*What is needed*
Locate every line in the records below that contains the word "mondialisation", and copy each one.

*Task data*

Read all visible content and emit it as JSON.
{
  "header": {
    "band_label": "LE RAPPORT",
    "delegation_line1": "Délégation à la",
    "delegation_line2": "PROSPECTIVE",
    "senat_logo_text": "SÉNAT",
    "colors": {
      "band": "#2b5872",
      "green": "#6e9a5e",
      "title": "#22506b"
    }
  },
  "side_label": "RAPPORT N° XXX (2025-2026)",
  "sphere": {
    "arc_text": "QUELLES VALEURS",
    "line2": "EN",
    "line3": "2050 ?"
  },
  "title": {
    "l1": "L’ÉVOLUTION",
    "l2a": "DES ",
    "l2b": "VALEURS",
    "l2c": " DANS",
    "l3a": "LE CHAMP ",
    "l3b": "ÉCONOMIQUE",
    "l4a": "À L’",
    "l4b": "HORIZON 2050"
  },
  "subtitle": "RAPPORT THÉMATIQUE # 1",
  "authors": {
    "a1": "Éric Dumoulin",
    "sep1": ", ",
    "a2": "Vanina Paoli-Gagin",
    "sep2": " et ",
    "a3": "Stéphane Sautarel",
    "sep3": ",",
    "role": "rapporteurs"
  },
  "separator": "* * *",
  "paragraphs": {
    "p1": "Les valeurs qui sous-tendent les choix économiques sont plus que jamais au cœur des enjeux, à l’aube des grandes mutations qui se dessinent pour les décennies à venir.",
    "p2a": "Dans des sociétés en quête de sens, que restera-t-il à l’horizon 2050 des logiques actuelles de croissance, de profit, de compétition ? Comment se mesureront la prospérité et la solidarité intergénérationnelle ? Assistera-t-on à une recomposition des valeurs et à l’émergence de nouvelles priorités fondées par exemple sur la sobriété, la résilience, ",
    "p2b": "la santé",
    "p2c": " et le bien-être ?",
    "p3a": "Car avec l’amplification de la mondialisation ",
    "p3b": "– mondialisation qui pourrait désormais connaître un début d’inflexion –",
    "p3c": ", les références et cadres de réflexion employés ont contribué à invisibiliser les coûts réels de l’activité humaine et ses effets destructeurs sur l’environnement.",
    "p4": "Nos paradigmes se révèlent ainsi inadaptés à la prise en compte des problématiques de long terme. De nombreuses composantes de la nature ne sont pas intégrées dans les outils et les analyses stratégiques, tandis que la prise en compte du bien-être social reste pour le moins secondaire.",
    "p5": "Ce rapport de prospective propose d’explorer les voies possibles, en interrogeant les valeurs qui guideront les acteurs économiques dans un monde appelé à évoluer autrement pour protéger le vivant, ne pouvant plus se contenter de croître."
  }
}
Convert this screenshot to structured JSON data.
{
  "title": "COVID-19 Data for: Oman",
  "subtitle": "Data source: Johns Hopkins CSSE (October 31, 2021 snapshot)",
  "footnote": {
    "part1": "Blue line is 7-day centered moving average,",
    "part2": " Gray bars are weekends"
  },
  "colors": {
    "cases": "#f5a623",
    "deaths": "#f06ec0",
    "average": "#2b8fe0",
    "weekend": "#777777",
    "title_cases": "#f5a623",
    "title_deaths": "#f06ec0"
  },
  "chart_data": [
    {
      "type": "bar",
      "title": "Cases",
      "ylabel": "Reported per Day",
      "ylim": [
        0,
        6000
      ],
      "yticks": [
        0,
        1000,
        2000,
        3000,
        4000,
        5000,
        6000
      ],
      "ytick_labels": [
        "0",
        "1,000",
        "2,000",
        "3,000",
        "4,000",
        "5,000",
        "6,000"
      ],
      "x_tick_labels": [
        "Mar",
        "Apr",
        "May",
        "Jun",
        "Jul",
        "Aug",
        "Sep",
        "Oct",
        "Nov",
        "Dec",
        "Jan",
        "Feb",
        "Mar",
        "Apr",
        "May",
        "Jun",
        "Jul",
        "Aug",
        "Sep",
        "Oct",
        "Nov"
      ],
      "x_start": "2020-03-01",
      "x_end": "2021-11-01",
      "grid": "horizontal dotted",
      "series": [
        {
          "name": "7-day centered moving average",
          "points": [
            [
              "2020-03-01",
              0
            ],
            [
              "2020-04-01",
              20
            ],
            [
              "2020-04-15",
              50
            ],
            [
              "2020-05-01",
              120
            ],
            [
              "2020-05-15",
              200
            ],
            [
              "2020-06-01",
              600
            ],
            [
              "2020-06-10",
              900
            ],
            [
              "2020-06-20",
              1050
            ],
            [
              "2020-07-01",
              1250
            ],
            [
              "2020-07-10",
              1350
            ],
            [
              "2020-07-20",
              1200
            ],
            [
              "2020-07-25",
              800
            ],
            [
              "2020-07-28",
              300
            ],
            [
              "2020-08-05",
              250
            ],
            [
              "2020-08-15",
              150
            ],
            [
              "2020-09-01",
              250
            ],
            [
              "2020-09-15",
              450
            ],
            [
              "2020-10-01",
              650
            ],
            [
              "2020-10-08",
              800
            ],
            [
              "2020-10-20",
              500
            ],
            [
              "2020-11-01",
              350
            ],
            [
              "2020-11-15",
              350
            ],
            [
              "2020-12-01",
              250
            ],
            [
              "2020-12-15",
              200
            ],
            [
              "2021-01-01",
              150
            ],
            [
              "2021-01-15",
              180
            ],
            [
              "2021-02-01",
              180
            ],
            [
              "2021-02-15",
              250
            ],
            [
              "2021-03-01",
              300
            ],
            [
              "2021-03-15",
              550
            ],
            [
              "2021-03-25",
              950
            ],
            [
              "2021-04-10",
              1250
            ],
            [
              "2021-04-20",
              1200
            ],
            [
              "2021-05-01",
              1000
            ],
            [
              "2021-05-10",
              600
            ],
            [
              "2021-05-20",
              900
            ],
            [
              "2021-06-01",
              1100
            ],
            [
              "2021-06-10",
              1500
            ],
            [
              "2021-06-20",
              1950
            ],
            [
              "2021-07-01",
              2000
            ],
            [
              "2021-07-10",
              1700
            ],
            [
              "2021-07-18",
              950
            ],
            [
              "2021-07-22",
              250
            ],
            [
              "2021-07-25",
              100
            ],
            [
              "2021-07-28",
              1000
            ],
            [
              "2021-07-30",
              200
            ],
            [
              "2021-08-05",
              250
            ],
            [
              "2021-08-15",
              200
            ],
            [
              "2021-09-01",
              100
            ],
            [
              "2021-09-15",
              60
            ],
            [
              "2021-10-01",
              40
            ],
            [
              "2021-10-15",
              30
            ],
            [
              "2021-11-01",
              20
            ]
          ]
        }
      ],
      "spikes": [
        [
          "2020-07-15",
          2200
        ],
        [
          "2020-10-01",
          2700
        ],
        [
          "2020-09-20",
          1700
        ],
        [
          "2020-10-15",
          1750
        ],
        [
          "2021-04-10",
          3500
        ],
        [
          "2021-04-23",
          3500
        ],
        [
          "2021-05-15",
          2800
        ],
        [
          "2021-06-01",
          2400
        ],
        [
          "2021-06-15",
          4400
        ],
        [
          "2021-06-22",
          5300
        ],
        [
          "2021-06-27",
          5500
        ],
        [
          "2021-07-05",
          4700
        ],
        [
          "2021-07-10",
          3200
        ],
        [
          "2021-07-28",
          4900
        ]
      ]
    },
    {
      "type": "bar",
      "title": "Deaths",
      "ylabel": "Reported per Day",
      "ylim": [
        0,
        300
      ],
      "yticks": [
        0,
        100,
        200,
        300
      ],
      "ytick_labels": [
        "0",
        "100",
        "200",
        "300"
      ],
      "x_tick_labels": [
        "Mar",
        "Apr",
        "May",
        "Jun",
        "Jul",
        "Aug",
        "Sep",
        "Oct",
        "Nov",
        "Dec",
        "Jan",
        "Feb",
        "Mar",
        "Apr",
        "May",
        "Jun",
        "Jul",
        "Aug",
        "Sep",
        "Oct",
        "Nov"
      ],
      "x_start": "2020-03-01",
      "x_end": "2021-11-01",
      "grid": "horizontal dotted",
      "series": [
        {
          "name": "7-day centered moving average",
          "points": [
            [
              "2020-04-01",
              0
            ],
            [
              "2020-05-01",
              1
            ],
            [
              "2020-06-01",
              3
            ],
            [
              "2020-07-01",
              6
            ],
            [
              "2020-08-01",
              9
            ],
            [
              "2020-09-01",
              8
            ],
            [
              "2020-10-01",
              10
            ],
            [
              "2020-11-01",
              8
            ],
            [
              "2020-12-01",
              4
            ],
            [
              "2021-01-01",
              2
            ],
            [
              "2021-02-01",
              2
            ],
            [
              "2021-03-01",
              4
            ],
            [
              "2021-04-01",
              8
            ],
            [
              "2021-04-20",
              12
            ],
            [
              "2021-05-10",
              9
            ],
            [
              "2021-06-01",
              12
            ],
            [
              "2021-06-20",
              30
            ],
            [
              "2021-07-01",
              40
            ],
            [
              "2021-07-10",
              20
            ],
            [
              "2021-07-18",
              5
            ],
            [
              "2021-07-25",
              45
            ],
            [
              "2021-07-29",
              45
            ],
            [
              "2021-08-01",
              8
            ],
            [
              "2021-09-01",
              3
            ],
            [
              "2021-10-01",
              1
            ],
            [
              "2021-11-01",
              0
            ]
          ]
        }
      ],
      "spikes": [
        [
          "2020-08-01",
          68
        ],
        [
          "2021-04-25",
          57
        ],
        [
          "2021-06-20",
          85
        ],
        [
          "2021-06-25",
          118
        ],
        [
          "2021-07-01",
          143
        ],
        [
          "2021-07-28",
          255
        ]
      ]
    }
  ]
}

*Response for this exercise*
    "p3a": "Car avec l’amplification de la mondialisation ",
    "p3b": "– mondialisation qui pourrait désormais connaître un début d’inflexion –",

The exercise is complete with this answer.